TASK TO COMPLETE:
Could you transcribe the material below exactly, without leaving out a single line?

SUPPLIED RECORDS:

------------------------------------------------

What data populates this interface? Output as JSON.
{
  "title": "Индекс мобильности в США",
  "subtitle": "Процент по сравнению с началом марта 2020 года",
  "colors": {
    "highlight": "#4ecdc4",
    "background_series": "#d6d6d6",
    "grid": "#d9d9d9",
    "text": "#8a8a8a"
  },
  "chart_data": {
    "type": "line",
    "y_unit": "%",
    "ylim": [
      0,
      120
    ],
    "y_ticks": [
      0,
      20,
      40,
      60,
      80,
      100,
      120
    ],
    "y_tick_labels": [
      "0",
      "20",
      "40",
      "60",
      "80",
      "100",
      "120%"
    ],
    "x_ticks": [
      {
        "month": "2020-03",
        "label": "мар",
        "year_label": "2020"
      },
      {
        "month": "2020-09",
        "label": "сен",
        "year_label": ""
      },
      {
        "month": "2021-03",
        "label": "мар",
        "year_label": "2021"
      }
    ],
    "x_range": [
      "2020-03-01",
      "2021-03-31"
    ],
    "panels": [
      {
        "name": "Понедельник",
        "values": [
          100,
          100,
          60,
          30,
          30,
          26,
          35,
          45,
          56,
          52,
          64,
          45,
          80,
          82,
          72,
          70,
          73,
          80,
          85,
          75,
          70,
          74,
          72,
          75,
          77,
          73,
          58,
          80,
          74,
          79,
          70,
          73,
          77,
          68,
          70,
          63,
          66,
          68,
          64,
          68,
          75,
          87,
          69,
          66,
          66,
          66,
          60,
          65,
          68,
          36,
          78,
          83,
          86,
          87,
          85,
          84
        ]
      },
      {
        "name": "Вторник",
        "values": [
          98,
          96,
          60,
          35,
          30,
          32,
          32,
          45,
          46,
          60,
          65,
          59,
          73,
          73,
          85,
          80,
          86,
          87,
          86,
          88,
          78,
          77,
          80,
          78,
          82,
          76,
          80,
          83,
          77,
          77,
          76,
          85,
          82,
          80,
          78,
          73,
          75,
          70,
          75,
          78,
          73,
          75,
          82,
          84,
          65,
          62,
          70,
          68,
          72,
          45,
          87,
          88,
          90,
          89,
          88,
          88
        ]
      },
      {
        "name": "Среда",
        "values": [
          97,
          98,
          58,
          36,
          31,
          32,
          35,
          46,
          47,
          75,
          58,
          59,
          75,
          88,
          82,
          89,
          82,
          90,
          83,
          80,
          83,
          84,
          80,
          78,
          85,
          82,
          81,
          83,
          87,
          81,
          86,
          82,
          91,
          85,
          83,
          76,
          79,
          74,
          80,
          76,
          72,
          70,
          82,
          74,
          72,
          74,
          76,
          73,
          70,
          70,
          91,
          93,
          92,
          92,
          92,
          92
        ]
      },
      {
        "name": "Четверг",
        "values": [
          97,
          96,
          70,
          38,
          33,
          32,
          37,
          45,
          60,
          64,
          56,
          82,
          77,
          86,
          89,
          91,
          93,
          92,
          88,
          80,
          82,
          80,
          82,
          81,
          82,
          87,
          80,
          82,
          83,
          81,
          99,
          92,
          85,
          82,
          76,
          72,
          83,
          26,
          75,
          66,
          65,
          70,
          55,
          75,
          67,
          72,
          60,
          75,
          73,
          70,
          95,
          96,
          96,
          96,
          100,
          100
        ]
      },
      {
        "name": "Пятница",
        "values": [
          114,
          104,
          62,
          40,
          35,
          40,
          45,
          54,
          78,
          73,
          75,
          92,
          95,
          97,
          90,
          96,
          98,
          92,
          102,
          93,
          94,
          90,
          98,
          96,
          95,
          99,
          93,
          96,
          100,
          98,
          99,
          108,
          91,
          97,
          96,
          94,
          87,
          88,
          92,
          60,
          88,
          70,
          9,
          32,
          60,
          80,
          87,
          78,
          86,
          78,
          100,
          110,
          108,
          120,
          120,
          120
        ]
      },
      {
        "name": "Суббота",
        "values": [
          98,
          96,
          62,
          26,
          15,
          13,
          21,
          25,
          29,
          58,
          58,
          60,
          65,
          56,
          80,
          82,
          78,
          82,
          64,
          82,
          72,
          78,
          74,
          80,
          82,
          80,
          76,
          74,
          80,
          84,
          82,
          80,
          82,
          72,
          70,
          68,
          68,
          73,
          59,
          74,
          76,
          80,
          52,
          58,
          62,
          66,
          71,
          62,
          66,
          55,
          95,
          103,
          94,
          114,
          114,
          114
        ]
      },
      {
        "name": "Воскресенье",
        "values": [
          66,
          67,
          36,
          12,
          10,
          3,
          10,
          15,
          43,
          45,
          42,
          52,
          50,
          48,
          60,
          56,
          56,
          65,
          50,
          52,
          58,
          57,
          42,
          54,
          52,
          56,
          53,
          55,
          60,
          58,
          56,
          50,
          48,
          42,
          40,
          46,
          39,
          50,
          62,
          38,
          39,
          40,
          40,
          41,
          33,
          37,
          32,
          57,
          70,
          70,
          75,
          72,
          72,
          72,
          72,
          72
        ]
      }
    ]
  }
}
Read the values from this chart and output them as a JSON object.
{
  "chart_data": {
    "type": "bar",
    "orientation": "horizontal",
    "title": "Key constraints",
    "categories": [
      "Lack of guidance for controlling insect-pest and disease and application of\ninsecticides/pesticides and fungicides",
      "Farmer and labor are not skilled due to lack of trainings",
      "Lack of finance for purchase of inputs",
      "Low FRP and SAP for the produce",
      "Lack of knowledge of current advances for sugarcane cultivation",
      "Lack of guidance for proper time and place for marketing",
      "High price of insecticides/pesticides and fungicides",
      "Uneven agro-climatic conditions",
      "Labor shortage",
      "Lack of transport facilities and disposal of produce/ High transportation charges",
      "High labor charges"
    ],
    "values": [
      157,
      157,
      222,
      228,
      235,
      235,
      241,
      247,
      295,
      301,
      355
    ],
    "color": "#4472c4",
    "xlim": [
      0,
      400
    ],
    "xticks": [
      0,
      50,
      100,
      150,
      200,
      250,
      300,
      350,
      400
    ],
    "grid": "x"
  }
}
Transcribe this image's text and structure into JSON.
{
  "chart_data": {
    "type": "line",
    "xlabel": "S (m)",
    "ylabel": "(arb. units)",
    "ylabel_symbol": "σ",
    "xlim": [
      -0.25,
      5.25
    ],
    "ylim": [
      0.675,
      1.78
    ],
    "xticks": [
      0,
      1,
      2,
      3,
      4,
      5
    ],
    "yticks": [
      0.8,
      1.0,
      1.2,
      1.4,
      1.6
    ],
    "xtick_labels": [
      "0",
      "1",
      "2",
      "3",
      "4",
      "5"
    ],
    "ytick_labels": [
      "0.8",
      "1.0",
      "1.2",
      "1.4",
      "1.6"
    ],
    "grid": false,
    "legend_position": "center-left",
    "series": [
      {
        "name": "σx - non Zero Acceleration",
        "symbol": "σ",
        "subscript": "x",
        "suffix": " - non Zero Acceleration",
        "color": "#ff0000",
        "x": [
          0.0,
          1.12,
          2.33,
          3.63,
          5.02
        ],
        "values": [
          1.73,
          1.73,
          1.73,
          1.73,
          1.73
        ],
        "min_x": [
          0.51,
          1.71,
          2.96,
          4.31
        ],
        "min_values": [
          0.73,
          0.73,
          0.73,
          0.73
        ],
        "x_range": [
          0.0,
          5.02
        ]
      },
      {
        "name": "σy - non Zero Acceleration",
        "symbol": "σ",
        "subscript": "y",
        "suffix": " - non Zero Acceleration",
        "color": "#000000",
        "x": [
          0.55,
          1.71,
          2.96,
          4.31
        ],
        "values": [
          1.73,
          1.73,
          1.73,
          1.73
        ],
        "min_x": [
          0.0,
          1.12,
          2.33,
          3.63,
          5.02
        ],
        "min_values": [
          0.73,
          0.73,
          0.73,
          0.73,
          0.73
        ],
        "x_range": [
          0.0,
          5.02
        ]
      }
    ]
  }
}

------------------------------------------------

REPLY TO THE TASK:
What data populates this interface? Output as JSON.
{
  "title": "Индекс мобильности в США",
  "subtitle": "Процент по сравнению с началом марта 2020 года",
  "colors": {
    "highlight": "#4ecdc4",
    "background_series": "#d6d6d6",
    "grid": "#d9d9d9",
    "text": "#8a8a8a"
  },
  "chart_data": {
    "type": "line",
    "y_unit": "%",
    "ylim": [
      0,
      120
    ],
    "y_ticks": [
      0,
      20,
      40,
      60,
      80,
      100,
      120
    ],
    "y_tick_labels": [
      "0",
      "20",
      "40",
      "60",
      "80",
      "100",
      "120%"
    ],
    "x_ticks": [
      {
        "month": "2020-03",
        "label": "мар",
        "year_label": "2020"
      },
      {
        "month": "2020-09",
        "label": "сен",
        "year_label": ""
      },
      {
        "month": "2021-03",
        "label": "мар",
        "year_label": "2021"
      }
    ],
    "x_range": [
      "2020-03-01",
      "2021-03-31"
    ],
    "panels": [
      {
        "name": "Понедельник",
        "values": [
          100,
          100,
          60,
          30,
          30,
          26,
          35,
          45,
          56,
          52,
          64,
          45,
          80,
          82,
          72,
          70,
          73,
          80,
          85,
          75,
          70,
          74,
          72,
          75,
          77,
          73,
          58,
          80,
          74,
          79,
          70,
          73,
          77,
          68,
          70,
          63,
          66,
          68,
          64,
          68,
          75,
          87,
          69,
          66,
          66,
          66,
          60,
          65,
          68,
          36,
          78,
          83,
          86,
          87,
          85,
          84
        ]
      },
      {
        "name": "Вторник",
        "values": [
          98,
          96,
          60,
          35,
          30,
          32,
          32,
          45,
          46,
          60,
          65,
          59,
          73,
          73,
          85,
          80,
          86,
          87,
          86,
          88,
          78,
          77,
          80,
          78,
          82,
          76,
          80,
          83,
          77,
          77,
          76,
          85,
          82,
          80,
          78,
          73,
          75,
          70,
          75,
          78,
          73,
          75,
          82,
          84,
          65,
          62,
          70,
          68,
          72,
          45,
          87,
          88,
          90,
          89,
          88,
          88
        ]
      },
      {
        "name": "Среда",
        "values": [
          97,
          98,
          58,
          36,
          31,
          32,
          35,
          46,
          47,
          75,
          58,
          59,
          75,
          88,
          82,
          89,
          82,
          90,
          83,
          80,
          83,
          84,
          80,
          78,
          85,
          82,
          81,
          83,
          87,
          81,
          86,
          82,
          91,
          85,
          83,
          76,
          79,
          74,
          80,
          76,
          72,
          70,
          82,
          74,
          72,
          74,
          76,
          73,
          70,
          70,
          91,
          93,
          92,
          92,
          92,
          92
        ]
      },
      {
        "name": "Четверг",
        "values": [
          97,
          96,
          70,
          38,
          33,
          32,
          37,
          45,
          60,
          64,
          56,
          82,
          77,
          86,
          89,
          91,
          93,
          92,
          88,
          80,
          82,
          80,
          82,
          81,
          82,
          87,
          80,
          82,
          83,
          81,
          99,
          92,
          85,
          82,
          76,
          72,
          83,
          26,
          75,
          66,
          65,
          70,
          55,
          75,
          67,
          72,
          60,
          75,
          73,
          70,
          95,
          96,
          96,
          96,
          100,
          100
        ]
      },
      {
        "name": "Пятница",
        "values": [
          114,
          104,
          62,
          40,
          35,
          40,
          45,
          54,
          78,
          73,
          75,
          92,
          95,
          97,
          90,
          96,
          98,
          92,
          102,
          93,
          94,
          90,
          98,
          96,
          95,
          99,
          93,
          96,
          100,
          98,
          99,
          108,
          91,
          97,
          96,
          94,
          87,
          88,
          92,
          60,
          88,
          70,
          9,
          32,
          60,
          80,
          87,
          78,
          86,
          78,
          100,
          110,
          108,
          120,
          120,
          120
        ]
      },
      {
        "name": "Суббота",
        "values": [
          98,
          96,
          62,
          26,
          15,
          13,
          21,
          25,
          29,
          58,
          58,
          60,
          65,
          56,
          80,
          82,
          78,
          82,
          64,
          82,
          72,
          78,
          74,
          80,
          82,
          80,
          76,
          74,
          80,
          84,
          82,
          80,
          82,
          72,
          70,
          68,
          68,
          73,
          59,
          74,
          76,
          80,
          52,
          58,
          62,
          66,
          71,
          62,
          66,
          55,
          95,
          103,
          94,
          114,
          114,
          114
        ]
      },
      {
        "name": "Воскресенье",
        "values": [
          66,
          67,
          36,
          12,
          10,
          3,
          10,
          15,
          43,
          45,
          42,
          52,
          50,
          48,
          60,
          56,
          56,
          65,
          50,
          52,
          58,
          57,
          42,
          54,
          52,
          56,
          53,
          55,
          60,
          58,
          56,
          50,
          48,
          42,
          40,
          46,
          39,
          50,
          62,
          38,
          39,
          40,
          40,
          41,
          33,
          37,
          32,
          57,
          70,
          70,
          75,
          72,
          72,
          72,
          72,
          72
        ]
      }
    ]
  }
}
Read the values from this chart and output them as a JSON object.
{
  "chart_data": {
    "type": "bar",
    "orientation": "horizontal",
    "title": "Key constraints",
    "categories": [
      "Lack of guidance for controlling insect-pest and disease and application of\ninsecticides/pesticides and fungicides",
      "Farmer and labor are not skilled due to lack of trainings",
      "Lack of finance for purchase of inputs",
      "Low FRP and SAP for the produce",
      "Lack of knowledge of current advances for sugarcane cultivation",
      "Lack of guidance for proper time and place for marketing",
      "High price of insecticides/pesticides and fungicides",
      "Uneven agro-climatic conditions",
      "Labor shortage",
      "Lack of transport facilities and disposal of produce/ High transportation charges",
      "High labor charges"
    ],
    "values": [
      157,
      157,
      222,
      228,
      235,
      235,
      241,
      247,
      295,
      301,
      355
    ],
    "color": "#4472c4",
    "xlim": [
      0,
      400
    ],
    "xticks": [
      0,
      50,
      100,
      150,
      200,
      250,
      300,
      350,
      400
    ],
    "grid": "x"
  }
}
Transcribe this image's text and structure into JSON.
{
  "chart_data": {
    "type": "line",
    "xlabel": "S (m)",
    "ylabel": "(arb. units)",
    "ylabel_symbol": "σ",
    "xlim": [
      -0.25,
      5.25
    ],
    "ylim": [
      0.675,
      1.78
    ],
    "xticks": [
      0,
      1,
      2,
      3,
      4,
      5
    ],
    "yticks": [
      0.8,
      1.0,
      1.2,
      1.4,
      1.6
    ],
    "xtick_labels": [
      "0",
      "1",
      "2",
      "3",
      "4",
      "5"
    ],
    "ytick_labels": [
      "0.8",
      "1.0",
      "1.2",
      "1.4",
      "1.6"
    ],
    "grid": false,
    "legend_position": "center-left",
    "series": [
      {
        "name": "σx - non Zero Acceleration",
        "symbol": "σ",
        "subscript": "x",
        "suffix": " - non Zero Acceleration",
        "color": "#ff0000",
        "x": [
          0.0,
          1.12,
          2.33,
          3.63,
          5.02
        ],
        "values": [
          1.73,
          1.73,
          1.73,
          1.73,
          1.73
        ],
        "min_x": [
          0.51,
          1.71,
          2.96,
          4.31
        ],
        "min_values": [
          0.73,
          0.73,
          0.73,
          0.73
        ],
        "x_range": [
          0.0,
          5.02
        ]
      },
      {
        "name": "σy - non Zero Acceleration",
        "symbol": "σ",
        "subscript": "y",
        "suffix": " - non Zero Acceleration",
        "color": "#000000",
        "x": [
          0.55,
          1.71,
          2.96,
          4.31
        ],
        "values": [
          1.73,
          1.73,
          1.73,
          1.73
        ],
        "min_x": [
          0.0,
          1.12,
          2.33,
          3.63,
          5.02
        ],
        "min_values": [
          0.73,
          0.73,
          0.73,
          0.73,
          0.73
        ],
        "x_range": [
          0.0,
          5.02
        ]
      }
    ]
  }
}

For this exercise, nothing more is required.